◆ **STATED GOAL**: Write out the full set of records exactly. Any pictures in them do not belong in the copy.

───── GIVEN INFORMATION

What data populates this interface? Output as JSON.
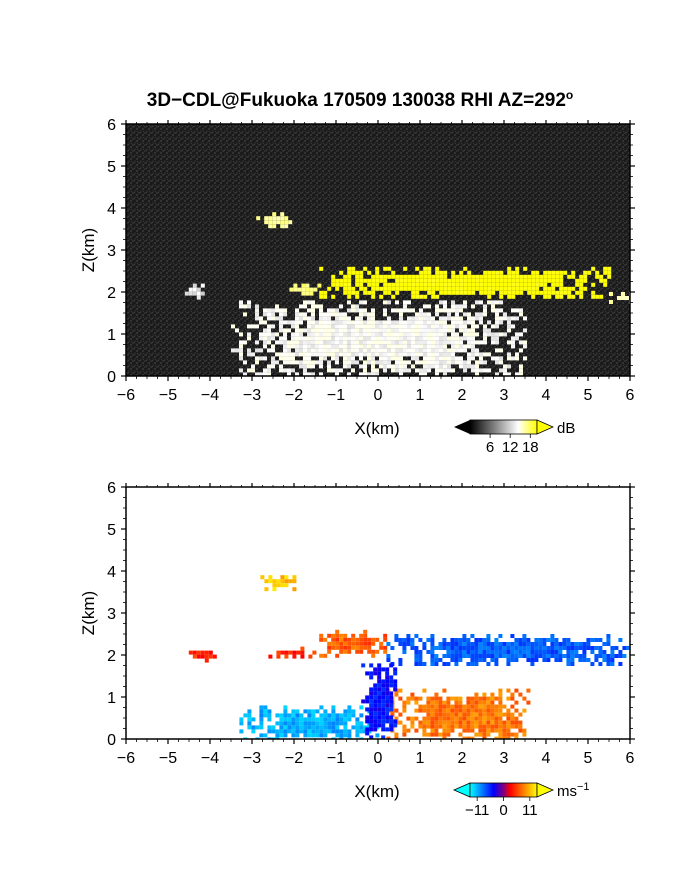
{
  "figure": {
    "title": "3D−CDL@Fukuoka 170509 130038 RHI AZ=292",
    "title_degree": "o"
  },
  "chart_data": [
    {
      "type": "heatmap",
      "name": "reflectivity",
      "xlabel": "X(km)",
      "ylabel": "Z(km)",
      "xlim": [
        -6,
        6
      ],
      "ylim": [
        0,
        6
      ],
      "xticks": [
        "−6",
        "−5",
        "−4",
        "−3",
        "−2",
        "−1",
        "0",
        "1",
        "2",
        "3",
        "4",
        "5",
        "6"
      ],
      "yticks": [
        "0",
        "1",
        "2",
        "3",
        "4",
        "5",
        "6"
      ],
      "colorbar": {
        "unit": "dB",
        "ticks": [
          "6",
          "12",
          "18"
        ],
        "range": [
          0,
          20
        ],
        "colors": [
          "#000000",
          "#ffffff",
          "#ffff00"
        ]
      },
      "background_range_dB": [
        0,
        4
      ],
      "features": [
        {
          "label": "upper cloud patch",
          "x": [
            -2.9,
            -2.0
          ],
          "z": [
            3.6,
            3.9
          ],
          "dB": 14
        },
        {
          "label": "near-field clutter",
          "x": [
            -3.5,
            3.5
          ],
          "z": [
            0,
            1.8
          ],
          "dB": 10
        },
        {
          "label": "low left echo",
          "x": [
            -4.6,
            -4.2
          ],
          "z": [
            1.9,
            2.2
          ],
          "dB": 9
        },
        {
          "label": "left cloud layer",
          "x": [
            -2.3,
            -1.4
          ],
          "z": [
            2.0,
            2.2
          ],
          "dB": 15
        },
        {
          "label": "main cloud base layer",
          "x": [
            -1.4,
            5.5
          ],
          "z": [
            1.9,
            2.6
          ],
          "dB": 20
        },
        {
          "label": "right edge layer",
          "x": [
            5.5,
            6.0
          ],
          "z": [
            1.8,
            2.0
          ],
          "dB": 13
        }
      ]
    },
    {
      "type": "heatmap",
      "name": "doppler velocity",
      "xlabel": "X(km)",
      "ylabel": "Z(km)",
      "xlim": [
        -6,
        6
      ],
      "ylim": [
        0,
        6
      ],
      "xticks": [
        "−6",
        "−5",
        "−4",
        "−3",
        "−2",
        "−1",
        "0",
        "1",
        "2",
        "3",
        "4",
        "5",
        "6"
      ],
      "yticks": [
        "0",
        "1",
        "2",
        "3",
        "4",
        "5",
        "6"
      ],
      "colorbar": {
        "unit": "ms",
        "unit_sup": "−1",
        "ticks": [
          "−11",
          "0",
          "11"
        ],
        "range": [
          -14,
          14
        ],
        "colors": [
          "#00ffff",
          "#0000ff",
          "#ff0000",
          "#ffff00"
        ]
      },
      "features": [
        {
          "label": "upper cloud patch",
          "x": [
            -2.8,
            -2.0
          ],
          "z": [
            3.6,
            3.9
          ],
          "v": 12
        },
        {
          "label": "low left echo",
          "x": [
            -4.6,
            -3.8
          ],
          "z": [
            1.9,
            2.2
          ],
          "v": 6
        },
        {
          "label": "left cloud layer",
          "x": [
            -2.8,
            -1.4
          ],
          "z": [
            2.0,
            2.2
          ],
          "v": 6
        },
        {
          "label": "layer left of origin",
          "x": [
            -1.4,
            0.2
          ],
          "z": [
            2.0,
            2.6
          ],
          "v": 8
        },
        {
          "label": "layer right of origin",
          "x": [
            0.2,
            6.0
          ],
          "z": [
            1.8,
            2.5
          ],
          "v": -8
        },
        {
          "label": "low-level negative flow",
          "x": [
            -3.3,
            0.0
          ],
          "z": [
            0,
            0.8
          ],
          "v": -11
        },
        {
          "label": "low-level positive flow",
          "x": [
            0.2,
            3.6
          ],
          "z": [
            0,
            1.2
          ],
          "v": 9
        },
        {
          "label": "central column",
          "x": [
            -0.4,
            0.4
          ],
          "z": [
            0,
            1.8
          ],
          "v": -5
        }
      ]
    }
  ]
}
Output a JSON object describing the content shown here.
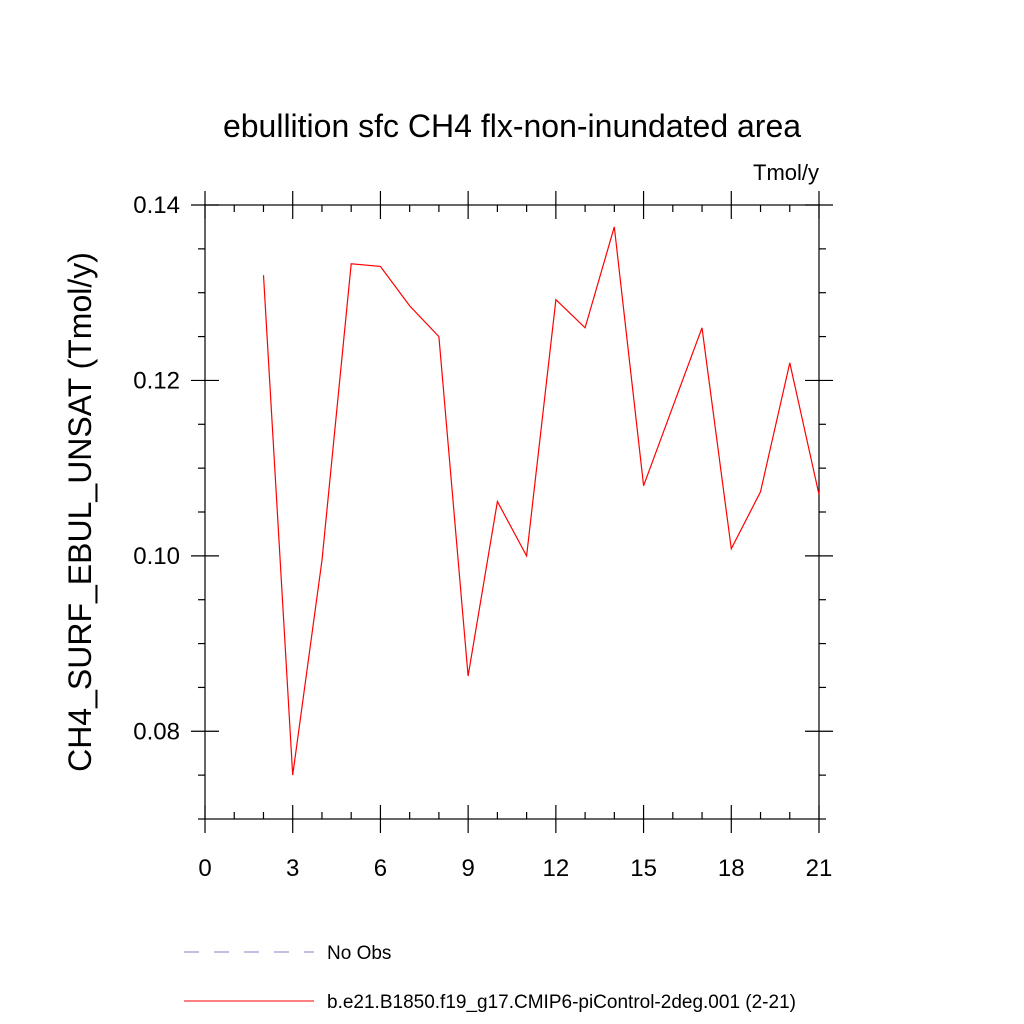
{
  "chart_data": {
    "type": "line",
    "title": "ebullition sfc CH4 flx-non-inundated area",
    "units_label": "Tmol/y",
    "ylabel": "CH4_SURF_EBUL_UNSAT  (Tmol/y)",
    "xlabel": "",
    "xlim": [
      0,
      21
    ],
    "ylim": [
      0.07,
      0.14
    ],
    "x_ticks": [
      0,
      3,
      6,
      9,
      12,
      15,
      18,
      21
    ],
    "x_tick_labels": [
      "0",
      "3",
      "6",
      "9",
      "12",
      "15",
      "18",
      "21"
    ],
    "y_ticks": [
      0.08,
      0.1,
      0.12,
      0.14
    ],
    "y_tick_labels": [
      "0.08",
      "0.10",
      "0.12",
      "0.14"
    ],
    "grid": false,
    "legend_position": "bottom",
    "series": [
      {
        "name": "b.e21.B1850.f19_g17.CMIP6-piControl-2deg.001 (2-21)",
        "color": "#ff0000",
        "style": "solid",
        "x": [
          2,
          3,
          4,
          5,
          6,
          7,
          8,
          9,
          10,
          11,
          12,
          13,
          14,
          15,
          16,
          17,
          18,
          19,
          20,
          21
        ],
        "values": [
          0.132,
          0.075,
          0.0995,
          0.1333,
          0.133,
          0.1285,
          0.125,
          0.0863,
          0.1062,
          0.1,
          0.1292,
          0.126,
          0.1375,
          0.108,
          0.117,
          0.126,
          0.1008,
          0.1073,
          0.122,
          0.107
        ]
      }
    ],
    "legend": [
      {
        "label": "No Obs",
        "color": "#8080c0",
        "style": "dashed"
      },
      {
        "label": "b.e21.B1850.f19_g17.CMIP6-piControl-2deg.001 (2-21)",
        "color": "#ff0000",
        "style": "solid"
      }
    ]
  }
}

──────────

◆ **FULL SOLUTION**:
What data populates this interface? Output as JSON.
{
  "figure": {
    "title": "3D−CDL@Fukuoka 170509 130038 RHI AZ=292",
    "title_degree": "o"
  },
  "chart_data": [
    {
      "type": "heatmap",
      "name": "reflectivity",
      "xlabel": "X(km)",
      "ylabel": "Z(km)",
      "xlim": [
        -6,
        6
      ],
      "ylim": [
        0,
        6
      ],
      "xticks": [
        "−6",
        "−5",
        "−4",
        "−3",
        "−2",
        "−1",
        "0",
        "1",
        "2",
        "3",
        "4",
        "5",
        "6"
      ],
      "yticks": [
        "0",
        "1",
        "2",
        "3",
        "4",
        "5",
        "6"
      ],
      "colorbar": {
        "unit": "dB",
        "ticks": [
          "6",
          "12",
          "18"
        ],
        "range": [
          0,
          20
        ],
        "colors": [
          "#000000",
          "#ffffff",
          "#ffff00"
        ]
      },
      "background_range_dB": [
        0,
        4
      ],
      "features": [
        {
          "label": "upper cloud patch",
          "x": [
            -2.9,
            -2.0
          ],
          "z": [
            3.6,
            3.9
          ],
          "dB": 14
        },
        {
          "label": "near-field clutter",
          "x": [
            -3.5,
            3.5
          ],
          "z": [
            0,
            1.8
          ],
          "dB": 10
        },
        {
          "label": "low left echo",
          "x": [
            -4.6,
            -4.2
          ],
          "z": [
            1.9,
            2.2
          ],
          "dB": 9
        },
        {
          "label": "left cloud layer",
          "x": [
            -2.3,
            -1.4
          ],
          "z": [
            2.0,
            2.2
          ],
          "dB": 15
        },
        {
          "label": "main cloud base layer",
          "x": [
            -1.4,
            5.5
          ],
          "z": [
            1.9,
            2.6
          ],
          "dB": 20
        },
        {
          "label": "right edge layer",
          "x": [
            5.5,
            6.0
          ],
          "z": [
            1.8,
            2.0
          ],
          "dB": 13
        }
      ]
    },
    {
      "type": "heatmap",
      "name": "doppler velocity",
      "xlabel": "X(km)",
      "ylabel": "Z(km)",
      "xlim": [
        -6,
        6
      ],
      "ylim": [
        0,
        6
      ],
      "xticks": [
        "−6",
        "−5",
        "−4",
        "−3",
        "−2",
        "−1",
        "0",
        "1",
        "2",
        "3",
        "4",
        "5",
        "6"
      ],
      "yticks": [
        "0",
        "1",
        "2",
        "3",
        "4",
        "5",
        "6"
      ],
      "colorbar": {
        "unit": "ms",
        "unit_sup": "−1",
        "ticks": [
          "−11",
          "0",
          "11"
        ],
        "range": [
          -14,
          14
        ],
        "colors": [
          "#00ffff",
          "#0000ff",
          "#ff0000",
          "#ffff00"
        ]
      },
      "features": [
        {
          "label": "upper cloud patch",
          "x": [
            -2.8,
            -2.0
          ],
          "z": [
            3.6,
            3.9
          ],
          "v": 12
        },
        {
          "label": "low left echo",
          "x": [
            -4.6,
            -3.8
          ],
          "z": [
            1.9,
            2.2
          ],
          "v": 6
        },
        {
          "label": "left cloud layer",
          "x": [
            -2.8,
            -1.4
          ],
          "z": [
            2.0,
            2.2
          ],
          "v": 6
        },
        {
          "label": "layer left of origin",
          "x": [
            -1.4,
            0.2
          ],
          "z": [
            2.0,
            2.6
          ],
          "v": 8
        },
        {
          "label": "layer right of origin",
          "x": [
            0.2,
            6.0
          ],
          "z": [
            1.8,
            2.5
          ],
          "v": -8
        },
        {
          "label": "low-level negative flow",
          "x": [
            -3.3,
            0.0
          ],
          "z": [
            0,
            0.8
          ],
          "v": -11
        },
        {
          "label": "low-level positive flow",
          "x": [
            0.2,
            3.6
          ],
          "z": [
            0,
            1.2
          ],
          "v": 9
        },
        {
          "label": "central column",
          "x": [
            -0.4,
            0.4
          ],
          "z": [
            0,
            1.8
          ],
          "v": -5
        }
      ]
    }
  ]
}
Output a JSON object describing the content shown here.
{
  "chart_data": {
    "type": "line",
    "title": "ebullition sfc CH4 flx-non-inundated area",
    "units_label": "Tmol/y",
    "ylabel": "CH4_SURF_EBUL_UNSAT  (Tmol/y)",
    "xlabel": "",
    "xlim": [
      0,
      21
    ],
    "ylim": [
      0.07,
      0.14
    ],
    "x_ticks": [
      0,
      3,
      6,
      9,
      12,
      15,
      18,
      21
    ],
    "x_tick_labels": [
      "0",
      "3",
      "6",
      "9",
      "12",
      "15",
      "18",
      "21"
    ],
    "y_ticks": [
      0.08,
      0.1,
      0.12,
      0.14
    ],
    "y_tick_labels": [
      "0.08",
      "0.10",
      "0.12",
      "0.14"
    ],
    "grid": false,
    "legend_position": "bottom",
    "series": [
      {
        "name": "b.e21.B1850.f19_g17.CMIP6-piControl-2deg.001 (2-21)",
        "color": "#ff0000",
        "style": "solid",
        "x": [
          2,
          3,
          4,
          5,
          6,
          7,
          8,
          9,
          10,
          11,
          12,
          13,
          14,
          15,
          16,
          17,
          18,
          19,
          20,
          21
        ],
        "values": [
          0.132,
          0.075,
          0.0995,
          0.1333,
          0.133,
          0.1285,
          0.125,
          0.0863,
          0.1062,
          0.1,
          0.1292,
          0.126,
          0.1375,
          0.108,
          0.117,
          0.126,
          0.1008,
          0.1073,
          0.122,
          0.107
        ]
      }
    ],
    "legend": [
      {
        "label": "No Obs",
        "color": "#8080c0",
        "style": "dashed"
      },
      {
        "label": "b.e21.B1850.f19_g17.CMIP6-piControl-2deg.001 (2-21)",
        "color": "#ff0000",
        "style": "solid"
      }
    ]
  }
}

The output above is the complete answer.